Collected data
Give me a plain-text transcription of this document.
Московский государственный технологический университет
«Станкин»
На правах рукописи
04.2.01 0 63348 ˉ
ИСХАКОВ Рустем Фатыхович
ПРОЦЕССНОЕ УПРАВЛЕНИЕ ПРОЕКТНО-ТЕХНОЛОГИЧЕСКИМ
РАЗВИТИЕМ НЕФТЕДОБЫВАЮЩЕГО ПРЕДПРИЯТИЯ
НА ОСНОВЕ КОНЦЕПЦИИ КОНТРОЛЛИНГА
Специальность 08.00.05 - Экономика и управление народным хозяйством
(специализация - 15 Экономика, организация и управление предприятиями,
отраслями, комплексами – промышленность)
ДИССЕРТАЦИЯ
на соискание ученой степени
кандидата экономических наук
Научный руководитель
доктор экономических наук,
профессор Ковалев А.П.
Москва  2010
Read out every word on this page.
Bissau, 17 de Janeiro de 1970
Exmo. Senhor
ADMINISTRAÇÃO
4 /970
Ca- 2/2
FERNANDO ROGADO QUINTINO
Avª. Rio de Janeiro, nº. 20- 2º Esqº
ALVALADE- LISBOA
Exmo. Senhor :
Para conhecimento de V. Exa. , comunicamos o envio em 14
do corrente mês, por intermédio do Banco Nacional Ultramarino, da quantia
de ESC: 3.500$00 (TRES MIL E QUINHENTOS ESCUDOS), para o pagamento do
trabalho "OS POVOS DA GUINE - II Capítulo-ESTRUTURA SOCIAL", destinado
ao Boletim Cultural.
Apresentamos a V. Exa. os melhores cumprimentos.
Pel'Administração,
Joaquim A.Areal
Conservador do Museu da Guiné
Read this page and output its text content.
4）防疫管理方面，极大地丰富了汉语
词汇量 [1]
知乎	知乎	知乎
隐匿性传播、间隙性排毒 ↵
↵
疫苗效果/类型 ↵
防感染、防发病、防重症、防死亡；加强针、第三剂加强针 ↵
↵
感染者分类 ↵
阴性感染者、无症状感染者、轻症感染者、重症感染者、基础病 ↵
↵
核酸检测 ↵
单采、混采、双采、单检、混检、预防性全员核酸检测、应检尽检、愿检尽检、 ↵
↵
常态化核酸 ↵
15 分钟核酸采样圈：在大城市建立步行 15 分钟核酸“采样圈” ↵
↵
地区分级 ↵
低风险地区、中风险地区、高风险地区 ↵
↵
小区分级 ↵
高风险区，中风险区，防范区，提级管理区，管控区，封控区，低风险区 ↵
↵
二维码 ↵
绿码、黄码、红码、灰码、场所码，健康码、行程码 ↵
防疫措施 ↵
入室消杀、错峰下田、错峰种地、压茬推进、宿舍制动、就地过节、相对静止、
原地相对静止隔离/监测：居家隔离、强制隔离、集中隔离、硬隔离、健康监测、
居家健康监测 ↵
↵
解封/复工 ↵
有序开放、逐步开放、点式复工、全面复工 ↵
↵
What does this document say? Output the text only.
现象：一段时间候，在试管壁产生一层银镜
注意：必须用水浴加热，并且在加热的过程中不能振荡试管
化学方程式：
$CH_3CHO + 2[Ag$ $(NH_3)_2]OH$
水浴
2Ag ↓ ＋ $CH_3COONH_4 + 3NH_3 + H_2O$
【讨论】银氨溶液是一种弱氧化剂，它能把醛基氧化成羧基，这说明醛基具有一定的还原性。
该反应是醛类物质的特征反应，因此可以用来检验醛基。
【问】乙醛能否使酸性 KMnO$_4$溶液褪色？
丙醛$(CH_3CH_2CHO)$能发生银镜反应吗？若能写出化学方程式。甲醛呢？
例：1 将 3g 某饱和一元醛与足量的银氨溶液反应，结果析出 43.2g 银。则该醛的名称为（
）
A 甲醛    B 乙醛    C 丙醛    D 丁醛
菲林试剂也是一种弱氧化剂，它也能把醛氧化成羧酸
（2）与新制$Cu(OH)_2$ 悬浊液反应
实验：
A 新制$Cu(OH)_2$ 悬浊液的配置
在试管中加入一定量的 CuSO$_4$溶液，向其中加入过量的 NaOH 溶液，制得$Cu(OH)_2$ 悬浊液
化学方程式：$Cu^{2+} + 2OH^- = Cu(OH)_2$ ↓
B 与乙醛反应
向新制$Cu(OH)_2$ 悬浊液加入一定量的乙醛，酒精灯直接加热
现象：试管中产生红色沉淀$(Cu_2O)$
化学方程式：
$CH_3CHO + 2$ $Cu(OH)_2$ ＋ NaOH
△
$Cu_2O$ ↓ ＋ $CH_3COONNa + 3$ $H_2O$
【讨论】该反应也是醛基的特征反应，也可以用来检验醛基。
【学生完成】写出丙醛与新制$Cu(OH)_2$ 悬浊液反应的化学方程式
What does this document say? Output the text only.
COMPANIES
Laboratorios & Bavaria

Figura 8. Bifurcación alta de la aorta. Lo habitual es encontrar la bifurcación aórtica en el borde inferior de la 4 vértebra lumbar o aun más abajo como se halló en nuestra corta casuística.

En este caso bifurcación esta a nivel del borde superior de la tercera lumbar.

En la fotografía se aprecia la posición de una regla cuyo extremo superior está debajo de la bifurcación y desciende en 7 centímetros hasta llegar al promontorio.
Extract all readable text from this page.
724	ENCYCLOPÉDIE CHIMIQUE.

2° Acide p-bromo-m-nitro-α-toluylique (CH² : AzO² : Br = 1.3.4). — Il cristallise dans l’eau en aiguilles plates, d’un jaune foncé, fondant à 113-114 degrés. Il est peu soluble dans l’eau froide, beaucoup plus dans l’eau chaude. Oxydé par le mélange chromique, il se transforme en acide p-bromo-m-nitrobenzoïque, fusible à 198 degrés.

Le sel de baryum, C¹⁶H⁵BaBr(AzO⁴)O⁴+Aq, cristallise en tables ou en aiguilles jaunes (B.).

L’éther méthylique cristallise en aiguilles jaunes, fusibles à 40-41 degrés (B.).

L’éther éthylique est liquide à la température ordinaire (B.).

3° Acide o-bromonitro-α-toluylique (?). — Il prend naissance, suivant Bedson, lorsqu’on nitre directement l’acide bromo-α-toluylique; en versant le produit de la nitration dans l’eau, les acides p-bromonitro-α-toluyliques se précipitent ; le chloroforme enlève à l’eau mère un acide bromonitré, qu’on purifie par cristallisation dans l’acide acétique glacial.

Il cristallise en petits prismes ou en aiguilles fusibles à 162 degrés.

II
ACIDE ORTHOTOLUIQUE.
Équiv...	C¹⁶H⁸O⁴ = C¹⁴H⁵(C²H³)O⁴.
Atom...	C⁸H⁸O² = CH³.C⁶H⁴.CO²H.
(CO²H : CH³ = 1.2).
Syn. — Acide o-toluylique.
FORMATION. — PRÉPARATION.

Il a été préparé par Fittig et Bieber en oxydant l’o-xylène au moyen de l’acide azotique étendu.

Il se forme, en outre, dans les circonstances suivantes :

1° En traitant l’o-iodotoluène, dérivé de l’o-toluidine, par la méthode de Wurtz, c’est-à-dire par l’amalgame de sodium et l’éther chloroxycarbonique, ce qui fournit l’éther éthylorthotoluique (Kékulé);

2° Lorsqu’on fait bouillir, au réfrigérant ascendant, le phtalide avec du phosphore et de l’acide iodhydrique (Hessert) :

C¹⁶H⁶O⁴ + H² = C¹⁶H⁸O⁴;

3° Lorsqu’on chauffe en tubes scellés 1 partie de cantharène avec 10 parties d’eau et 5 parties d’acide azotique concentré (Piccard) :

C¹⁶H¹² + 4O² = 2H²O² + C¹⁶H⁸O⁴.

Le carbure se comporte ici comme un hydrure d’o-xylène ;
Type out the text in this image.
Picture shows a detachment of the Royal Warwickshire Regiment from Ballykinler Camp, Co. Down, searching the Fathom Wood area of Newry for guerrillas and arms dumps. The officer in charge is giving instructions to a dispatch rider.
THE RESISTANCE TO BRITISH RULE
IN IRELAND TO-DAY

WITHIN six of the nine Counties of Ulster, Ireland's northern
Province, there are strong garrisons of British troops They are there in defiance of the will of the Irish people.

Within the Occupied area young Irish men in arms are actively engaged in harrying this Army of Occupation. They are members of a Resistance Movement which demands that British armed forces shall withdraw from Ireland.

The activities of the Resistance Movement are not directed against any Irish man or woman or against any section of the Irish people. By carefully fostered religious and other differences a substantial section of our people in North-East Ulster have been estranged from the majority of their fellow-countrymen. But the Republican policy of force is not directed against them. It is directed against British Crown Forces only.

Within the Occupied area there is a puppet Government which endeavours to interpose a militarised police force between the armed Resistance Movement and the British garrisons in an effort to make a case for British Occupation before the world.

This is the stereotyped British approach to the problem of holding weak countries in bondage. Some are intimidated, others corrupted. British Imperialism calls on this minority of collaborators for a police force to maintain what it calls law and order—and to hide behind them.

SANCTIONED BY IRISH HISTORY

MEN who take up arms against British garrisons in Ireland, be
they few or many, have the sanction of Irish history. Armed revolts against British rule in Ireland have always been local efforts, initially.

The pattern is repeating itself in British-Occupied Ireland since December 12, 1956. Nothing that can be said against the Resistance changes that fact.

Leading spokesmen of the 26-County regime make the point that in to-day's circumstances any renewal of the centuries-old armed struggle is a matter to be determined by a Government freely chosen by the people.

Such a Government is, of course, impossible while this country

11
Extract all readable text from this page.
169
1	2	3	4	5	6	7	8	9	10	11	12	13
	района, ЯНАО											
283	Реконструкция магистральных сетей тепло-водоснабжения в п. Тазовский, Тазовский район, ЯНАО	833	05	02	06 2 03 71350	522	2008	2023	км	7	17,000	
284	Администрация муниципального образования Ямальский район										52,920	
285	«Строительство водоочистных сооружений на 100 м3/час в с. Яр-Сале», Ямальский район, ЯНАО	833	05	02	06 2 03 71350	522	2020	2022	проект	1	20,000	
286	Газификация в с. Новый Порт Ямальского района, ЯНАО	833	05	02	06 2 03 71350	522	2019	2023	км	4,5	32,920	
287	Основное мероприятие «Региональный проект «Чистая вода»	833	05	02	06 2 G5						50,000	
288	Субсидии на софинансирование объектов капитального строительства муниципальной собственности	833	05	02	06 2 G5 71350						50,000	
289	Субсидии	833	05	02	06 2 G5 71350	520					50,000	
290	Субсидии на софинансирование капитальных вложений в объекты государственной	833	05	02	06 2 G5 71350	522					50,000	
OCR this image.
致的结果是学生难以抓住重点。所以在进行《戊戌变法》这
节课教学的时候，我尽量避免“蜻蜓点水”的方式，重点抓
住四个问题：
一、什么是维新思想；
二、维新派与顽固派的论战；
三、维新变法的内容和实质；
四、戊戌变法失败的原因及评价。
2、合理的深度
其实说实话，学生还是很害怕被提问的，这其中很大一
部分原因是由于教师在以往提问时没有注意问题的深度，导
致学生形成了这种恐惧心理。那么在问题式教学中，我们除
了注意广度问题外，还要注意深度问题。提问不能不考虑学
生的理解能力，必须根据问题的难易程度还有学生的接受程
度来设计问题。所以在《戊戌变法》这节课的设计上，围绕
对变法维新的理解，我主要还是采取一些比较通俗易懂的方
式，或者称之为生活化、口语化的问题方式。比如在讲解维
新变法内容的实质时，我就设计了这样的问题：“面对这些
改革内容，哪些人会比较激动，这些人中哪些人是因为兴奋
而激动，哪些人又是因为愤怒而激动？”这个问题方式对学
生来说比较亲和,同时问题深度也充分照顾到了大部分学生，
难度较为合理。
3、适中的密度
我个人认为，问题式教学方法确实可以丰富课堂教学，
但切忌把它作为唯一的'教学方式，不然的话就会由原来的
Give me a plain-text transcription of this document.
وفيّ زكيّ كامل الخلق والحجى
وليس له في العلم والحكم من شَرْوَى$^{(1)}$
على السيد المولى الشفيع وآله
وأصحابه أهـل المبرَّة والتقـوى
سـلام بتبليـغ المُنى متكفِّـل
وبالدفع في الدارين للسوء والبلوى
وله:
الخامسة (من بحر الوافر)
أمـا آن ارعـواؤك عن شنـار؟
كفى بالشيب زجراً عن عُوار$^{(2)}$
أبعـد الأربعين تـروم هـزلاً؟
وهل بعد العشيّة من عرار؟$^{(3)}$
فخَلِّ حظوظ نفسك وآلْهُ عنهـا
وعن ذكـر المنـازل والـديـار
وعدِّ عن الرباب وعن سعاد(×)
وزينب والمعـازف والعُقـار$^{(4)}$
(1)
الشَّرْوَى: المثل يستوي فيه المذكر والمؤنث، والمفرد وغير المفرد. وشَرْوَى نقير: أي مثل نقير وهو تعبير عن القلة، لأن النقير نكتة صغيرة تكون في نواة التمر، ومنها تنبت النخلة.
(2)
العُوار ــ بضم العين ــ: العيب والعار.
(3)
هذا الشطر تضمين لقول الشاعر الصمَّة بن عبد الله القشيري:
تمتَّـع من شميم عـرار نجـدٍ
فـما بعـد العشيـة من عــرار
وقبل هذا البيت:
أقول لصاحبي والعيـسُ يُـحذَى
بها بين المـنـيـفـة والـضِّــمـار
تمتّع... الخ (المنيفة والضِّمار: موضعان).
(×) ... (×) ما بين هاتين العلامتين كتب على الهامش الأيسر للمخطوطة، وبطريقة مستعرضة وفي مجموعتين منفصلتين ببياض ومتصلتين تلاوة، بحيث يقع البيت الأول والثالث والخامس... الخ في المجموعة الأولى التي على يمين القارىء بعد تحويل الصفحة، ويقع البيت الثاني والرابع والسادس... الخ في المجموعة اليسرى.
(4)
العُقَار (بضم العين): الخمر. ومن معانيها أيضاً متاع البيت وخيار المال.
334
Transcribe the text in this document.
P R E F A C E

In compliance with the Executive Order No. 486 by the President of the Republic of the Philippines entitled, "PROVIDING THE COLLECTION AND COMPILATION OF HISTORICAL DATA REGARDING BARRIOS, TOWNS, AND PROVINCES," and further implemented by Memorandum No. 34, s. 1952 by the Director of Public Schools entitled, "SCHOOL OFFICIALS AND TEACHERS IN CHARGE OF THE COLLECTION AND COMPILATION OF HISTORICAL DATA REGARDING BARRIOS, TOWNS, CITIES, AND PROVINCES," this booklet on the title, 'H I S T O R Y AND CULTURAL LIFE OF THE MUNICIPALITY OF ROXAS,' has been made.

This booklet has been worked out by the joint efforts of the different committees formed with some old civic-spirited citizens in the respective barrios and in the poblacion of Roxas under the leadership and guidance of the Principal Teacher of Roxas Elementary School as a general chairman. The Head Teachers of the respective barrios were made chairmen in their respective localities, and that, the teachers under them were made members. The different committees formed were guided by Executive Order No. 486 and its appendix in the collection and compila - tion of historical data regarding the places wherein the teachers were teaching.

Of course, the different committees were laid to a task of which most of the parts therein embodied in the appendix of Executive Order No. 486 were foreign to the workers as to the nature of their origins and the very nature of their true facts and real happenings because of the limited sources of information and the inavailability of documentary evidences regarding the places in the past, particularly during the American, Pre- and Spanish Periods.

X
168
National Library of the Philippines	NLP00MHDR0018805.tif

> **SHORT PROBLEM**: Copy every line of the listing where the word "العين" appears.

> **RESULT OF THE TASK**:
العُوار ــ بضم العين ــ: العيب والعار.
العُقَار (بضم العين): الخمر. ومن معانيها أيضاً متاع البيت وخيار المال.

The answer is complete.